→ **Stored data**:
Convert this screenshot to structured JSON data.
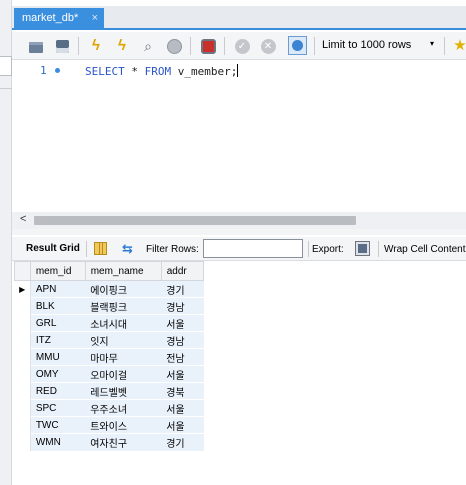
{
  "tab": {
    "title": "market_db*",
    "close": "×"
  },
  "toolbar": {
    "limit_label": "Limit to 1000 rows",
    "limit_arrow": "▾",
    "icons": [
      "open-folder-icon",
      "save-icon",
      "execute-icon",
      "execute-current-icon",
      "explain-icon",
      "stop-icon",
      "stop-on-error-icon",
      "commit-icon",
      "rollback-icon",
      "autocommit-toggle-icon",
      "bookmark-star-icon"
    ]
  },
  "editor": {
    "line_number": "1",
    "sql_keyword_1": "SELECT",
    "sql_star": " * ",
    "sql_keyword_2": "FROM",
    "sql_rest": " v_member;"
  },
  "result_toolbar": {
    "result_grid_label": "Result Grid",
    "filter_rows_label": "Filter Rows:",
    "filter_value": "",
    "export_label": "Export:",
    "wrap_label": "Wrap Cell Content"
  },
  "grid": {
    "columns": [
      "mem_id",
      "mem_name",
      "addr"
    ],
    "current_row_marker": "▶",
    "rows": [
      [
        "APN",
        "에이핑크",
        "경기"
      ],
      [
        "BLK",
        "블랙핑크",
        "경남"
      ],
      [
        "GRL",
        "소녀시대",
        "서울"
      ],
      [
        "ITZ",
        "잇지",
        "경남"
      ],
      [
        "MMU",
        "마마무",
        "전남"
      ],
      [
        "OMY",
        "오마이걸",
        "서울"
      ],
      [
        "RED",
        "레드벨벳",
        "경북"
      ],
      [
        "SPC",
        "우주소녀",
        "서울"
      ],
      [
        "TWC",
        "트와이스",
        "서울"
      ],
      [
        "WMN",
        "여자친구",
        "경기"
      ]
    ]
  },
  "colors": {
    "tab_accent": "#3b8fdf",
    "sql_keyword": "#2a55c7",
    "row_background": "#e9f2fb"
  }
}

→ **Directions for this task**: Every line should be retyped exactly, with the pictures omitted.

→ **Answer in full**:
Convert this screenshot to structured JSON data.
{
  "tab": {
    "title": "market_db*",
    "close": "×"
  },
  "toolbar": {
    "limit_label": "Limit to 1000 rows",
    "limit_arrow": "▾",
    "icons": [
      "open-folder-icon",
      "save-icon",
      "execute-icon",
      "execute-current-icon",
      "explain-icon",
      "stop-icon",
      "stop-on-error-icon",
      "commit-icon",
      "rollback-icon",
      "autocommit-toggle-icon",
      "bookmark-star-icon"
    ]
  },
  "editor": {
    "line_number": "1",
    "sql_keyword_1": "SELECT",
    "sql_star": " * ",
    "sql_keyword_2": "FROM",
    "sql_rest": " v_member;"
  },
  "result_toolbar": {
    "result_grid_label": "Result Grid",
    "filter_rows_label": "Filter Rows:",
    "filter_value": "",
    "export_label": "Export:",
    "wrap_label": "Wrap Cell Content"
  },
  "grid": {
    "columns": [
      "mem_id",
      "mem_name",
      "addr"
    ],
    "current_row_marker": "▶",
    "rows": [
      [
        "APN",
        "에이핑크",
        "경기"
      ],
      [
        "BLK",
        "블랙핑크",
        "경남"
      ],
      [
        "GRL",
        "소녀시대",
        "서울"
      ],
      [
        "ITZ",
        "잇지",
        "경남"
      ],
      [
        "MMU",
        "마마무",
        "전남"
      ],
      [
        "OMY",
        "오마이걸",
        "서울"
      ],
      [
        "RED",
        "레드벨벳",
        "경북"
      ],
      [
        "SPC",
        "우주소녀",
        "서울"
      ],
      [
        "TWC",
        "트와이스",
        "서울"
      ],
      [
        "WMN",
        "여자친구",
        "경기"
      ]
    ]
  },
  "colors": {
    "tab_accent": "#3b8fdf",
    "sql_keyword": "#2a55c7",
    "row_background": "#e9f2fb"
  }
}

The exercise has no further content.